TASK BRIEF – Convert every line of the records below into a Markdown table with the columns Row and Entry. Put a running number in Row and the line itself in Entry, and leave out any blank lines.

* BEGIN RECORDS TO PROCESS *

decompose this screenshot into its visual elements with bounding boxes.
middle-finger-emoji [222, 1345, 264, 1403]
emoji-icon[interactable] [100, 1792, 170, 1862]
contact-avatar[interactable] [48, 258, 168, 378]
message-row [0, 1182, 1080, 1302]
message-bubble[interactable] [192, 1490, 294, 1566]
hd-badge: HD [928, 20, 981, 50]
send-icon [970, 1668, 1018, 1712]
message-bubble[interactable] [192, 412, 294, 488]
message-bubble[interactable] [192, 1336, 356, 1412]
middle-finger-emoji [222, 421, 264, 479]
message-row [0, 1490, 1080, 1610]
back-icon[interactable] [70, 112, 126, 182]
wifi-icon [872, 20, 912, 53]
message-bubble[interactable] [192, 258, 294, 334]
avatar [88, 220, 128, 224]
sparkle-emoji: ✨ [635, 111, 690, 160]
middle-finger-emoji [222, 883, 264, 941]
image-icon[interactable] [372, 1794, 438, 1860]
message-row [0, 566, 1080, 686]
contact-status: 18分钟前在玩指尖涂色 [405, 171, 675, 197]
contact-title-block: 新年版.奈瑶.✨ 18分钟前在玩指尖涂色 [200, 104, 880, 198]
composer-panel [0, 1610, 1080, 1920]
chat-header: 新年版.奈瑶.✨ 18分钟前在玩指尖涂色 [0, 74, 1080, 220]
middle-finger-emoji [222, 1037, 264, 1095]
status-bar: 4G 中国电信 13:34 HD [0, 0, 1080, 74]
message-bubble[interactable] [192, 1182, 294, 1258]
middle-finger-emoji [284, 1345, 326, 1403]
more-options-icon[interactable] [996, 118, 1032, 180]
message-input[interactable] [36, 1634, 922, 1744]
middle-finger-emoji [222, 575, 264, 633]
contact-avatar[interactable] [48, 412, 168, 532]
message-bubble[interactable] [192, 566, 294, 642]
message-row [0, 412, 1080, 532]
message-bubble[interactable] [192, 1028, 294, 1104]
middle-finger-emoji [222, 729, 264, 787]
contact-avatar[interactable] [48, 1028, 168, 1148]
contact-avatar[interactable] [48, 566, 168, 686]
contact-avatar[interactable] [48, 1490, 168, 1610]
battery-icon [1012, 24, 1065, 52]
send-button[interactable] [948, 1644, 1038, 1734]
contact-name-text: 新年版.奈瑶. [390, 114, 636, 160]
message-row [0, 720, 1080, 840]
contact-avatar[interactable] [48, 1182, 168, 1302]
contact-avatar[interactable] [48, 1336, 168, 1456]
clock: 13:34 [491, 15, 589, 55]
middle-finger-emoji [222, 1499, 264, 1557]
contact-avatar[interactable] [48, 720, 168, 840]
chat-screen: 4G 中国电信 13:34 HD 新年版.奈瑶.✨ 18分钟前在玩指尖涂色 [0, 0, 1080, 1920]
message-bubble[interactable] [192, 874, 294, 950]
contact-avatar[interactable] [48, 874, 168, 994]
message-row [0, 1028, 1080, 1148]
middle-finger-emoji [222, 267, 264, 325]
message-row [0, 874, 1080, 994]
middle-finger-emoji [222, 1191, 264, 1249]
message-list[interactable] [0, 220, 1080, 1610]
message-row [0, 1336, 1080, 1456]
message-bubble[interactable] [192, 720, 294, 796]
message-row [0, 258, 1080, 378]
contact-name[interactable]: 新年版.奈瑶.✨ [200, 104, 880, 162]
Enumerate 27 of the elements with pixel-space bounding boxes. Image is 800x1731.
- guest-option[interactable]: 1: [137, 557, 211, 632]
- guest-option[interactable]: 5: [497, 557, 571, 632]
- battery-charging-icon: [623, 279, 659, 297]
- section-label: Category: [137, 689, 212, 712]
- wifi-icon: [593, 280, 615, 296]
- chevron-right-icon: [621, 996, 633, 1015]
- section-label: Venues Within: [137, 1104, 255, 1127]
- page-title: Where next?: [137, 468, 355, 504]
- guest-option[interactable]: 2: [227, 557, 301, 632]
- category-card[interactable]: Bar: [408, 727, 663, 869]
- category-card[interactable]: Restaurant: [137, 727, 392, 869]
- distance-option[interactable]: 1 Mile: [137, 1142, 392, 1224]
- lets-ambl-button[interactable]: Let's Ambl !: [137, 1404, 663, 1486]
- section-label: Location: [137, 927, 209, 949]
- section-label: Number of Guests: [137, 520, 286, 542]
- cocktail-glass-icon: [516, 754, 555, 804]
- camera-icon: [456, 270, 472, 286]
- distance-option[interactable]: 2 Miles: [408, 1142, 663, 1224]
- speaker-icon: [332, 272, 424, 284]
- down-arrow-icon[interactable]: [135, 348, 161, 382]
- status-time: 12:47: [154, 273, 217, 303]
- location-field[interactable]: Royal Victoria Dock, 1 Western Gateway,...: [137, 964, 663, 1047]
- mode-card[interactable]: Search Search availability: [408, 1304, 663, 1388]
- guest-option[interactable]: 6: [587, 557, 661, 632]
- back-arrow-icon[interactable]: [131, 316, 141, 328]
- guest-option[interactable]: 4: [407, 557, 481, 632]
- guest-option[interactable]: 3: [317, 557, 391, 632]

* END RECORDS TO PROCESS *

FINAL RESULT –
| Row | Entry |
|---|---|
| 1 | decompose this screenshot into its visual elements with bounding boxes. |
| 2 | middle-finger-emoji [222, 1345, 264, 1403] |
| 3 | emoji-icon[interactable] [100, 1792, 170, 1862] |
| 4 | contact-avatar[interactable] [48, 258, 168, 378] |
| 5 | message-row [0, 1182, 1080, 1302] |
| 6 | message-bubble[interactable] [192, 1490, 294, 1566] |
| 7 | hd-badge: HD [928, 20, 981, 50] |
| 8 | send-icon [970, 1668, 1018, 1712] |
| 9 | message-bubble[interactable] [192, 412, 294, 488] |
| 10 | message-bubble[interactable] [192, 1336, 356, 1412] |
| 11 | middle-finger-emoji [222, 421, 264, 479] |
| 12 | message-row [0, 1490, 1080, 1610] |
| 13 | back-icon[interactable] [70, 112, 126, 182] |
| 14 | wifi-icon [872, 20, 912, 53] |
| 15 | message-bubble[interactable] [192, 258, 294, 334] |
| 16 | avatar [88, 220, 128, 224] |
| 17 | sparkle-emoji: ✨ [635, 111, 690, 160] |
| 18 | middle-finger-emoji [222, 883, 264, 941] |
| 19 | image-icon[interactable] [372, 1794, 438, 1860] |
| 20 | message-row [0, 566, 1080, 686] |
| 21 | contact-status: 18分钟前在玩指尖涂色 [405, 171, 675, 197] |
| 22 | contact-title-block: 新年版.奈瑶.✨ 18分钟前在玩指尖涂色 [200, 104, 880, 198] |
| 23 | composer-panel [0, 1610, 1080, 1920] |
| 24 | chat-header: 新年版.奈瑶.✨ 18分钟前在玩指尖涂色 [0, 74, 1080, 220] |
| 25 | middle-finger-emoji [222, 1037, 264, 1095] |
| 26 | status-bar: 4G 中国电信 13:34 HD [0, 0, 1080, 74] |
| 27 | message-bubble[interactable] [192, 1182, 294, 1258] |
| 28 | middle-finger-emoji [284, 1345, 326, 1403] |
| 29 | more-options-icon[interactable] [996, 118, 1032, 180] |
| 30 | message-input[interactable] [36, 1634, 922, 1744] |
| 31 | middle-finger-emoji [222, 575, 264, 633] |
| 32 | contact-avatar[interactable] [48, 412, 168, 532] |
| 33 | message-bubble[interactable] [192, 566, 294, 642] |
| 34 | message-row [0, 412, 1080, 532] |
| 35 | message-bubble[interactable] [192, 1028, 294, 1104] |
| 36 | middle-finger-emoji [222, 729, 264, 787] |
| 37 | contact-avatar[interactable] [48, 1028, 168, 1148] |
| 38 | contact-avatar[interactable] [48, 566, 168, 686] |
| 39 | contact-avatar[interactable] [48, 1490, 168, 1610] |
| 40 | battery-icon [1012, 24, 1065, 52] |
| 41 | send-button[interactable] [948, 1644, 1038, 1734] |
| 42 | contact-name-text: 新年版.奈瑶. [390, 114, 636, 160] |
| 43 | message-row [0, 720, 1080, 840] |
| 44 | contact-avatar[interactable] [48, 1182, 168, 1302] |
| 45 | contact-avatar[interactable] [48, 1336, 168, 1456] |
| 46 | clock: 13:34 [491, 15, 589, 55] |
| 47 | middle-finger-emoji [222, 1499, 264, 1557] |
| 48 | contact-avatar[interactable] [48, 720, 168, 840] |
| 49 | chat-screen: 4G 中国电信 13:34 HD 新年版.奈瑶.✨ 18分钟前在玩指尖涂色 [0, 0, 1080, 1920] |
| 50 | message-bubble[interactable] [192, 874, 294, 950] |
| 51 | contact-avatar[interactable] [48, 874, 168, 994] |
| 52 | message-row [0, 1028, 1080, 1148] |
| 53 | middle-finger-emoji [222, 267, 264, 325] |
| 54 | message-row [0, 874, 1080, 994] |
| 55 | middle-finger-emoji [222, 1191, 264, 1249] |
| 56 | message-list[interactable] [0, 220, 1080, 1610] |
| 57 | message-row [0, 1336, 1080, 1456] |
| 58 | message-bubble[interactable] [192, 720, 294, 796] |
| 59 | message-row [0, 258, 1080, 378] |
| 60 | contact-name[interactable]: 新年版.奈瑶.✨ [200, 104, 880, 162] |
| 61 | Enumerate 27 of the elements with pixel-space bounding boxes. Image is 800x1731. |
| 62 | - guest-option[interactable]: 1: [137, 557, 211, 632] |
| 63 | - guest-option[interactable]: 5: [497, 557, 571, 632] |
| 64 | - battery-charging-icon: [623, 279, 659, 297] |
| 65 | - section-label: Category: [137, 689, 212, 712] |
| 66 | - wifi-icon: [593, 280, 615, 296] |
| 67 | - chevron-right-icon: [621, 996, 633, 1015] |
| 68 | - section-label: Venues Within: [137, 1104, 255, 1127] |
| 69 | - page-title: Where next?: [137, 468, 355, 504] |
| 70 | - guest-option[interactable]: 2: [227, 557, 301, 632] |
| 71 | - category-card[interactable]: Bar: [408, 727, 663, 869] |
| 72 | - category-card[interactable]: Restaurant: [137, 727, 392, 869] |
| 73 | - distance-option[interactable]: 1 Mile: [137, 1142, 392, 1224] |
| 74 | - lets-ambl-button[interactable]: Let's Ambl !: [137, 1404, 663, 1486] |
| 75 | - section-label: Location: [137, 927, 209, 949] |
| 76 | - section-label: Number of Guests: [137, 520, 286, 542] |
| 77 | - cocktail-glass-icon: [516, 754, 555, 804] |
| 78 | - camera-icon: [456, 270, 472, 286] |
| 79 | - distance-option[interactable]: 2 Miles: [408, 1142, 663, 1224] |
| 80 | - speaker-icon: [332, 272, 424, 284] |
| 81 | - down-arrow-icon[interactable]: [135, 348, 161, 382] |
| 82 | - status-time: 12:47: [154, 273, 217, 303] |
| 83 | - location-field[interactable]: Royal Victoria Dock, 1 Western Gateway,...: [137, 964, 663, 1047] |
| 84 | - mode-card[interactable]: Search Search availability: [408, 1304, 663, 1388] |
| 85 | - guest-option[interactable]: 6: [587, 557, 661, 632] |
| 86 | - back-arrow-icon[interactable]: [131, 316, 141, 328] |
| 87 | - guest-option[interactable]: 4: [407, 557, 481, 632] |
| 88 | - guest-option[interactable]: 3: [317, 557, 391, 632] |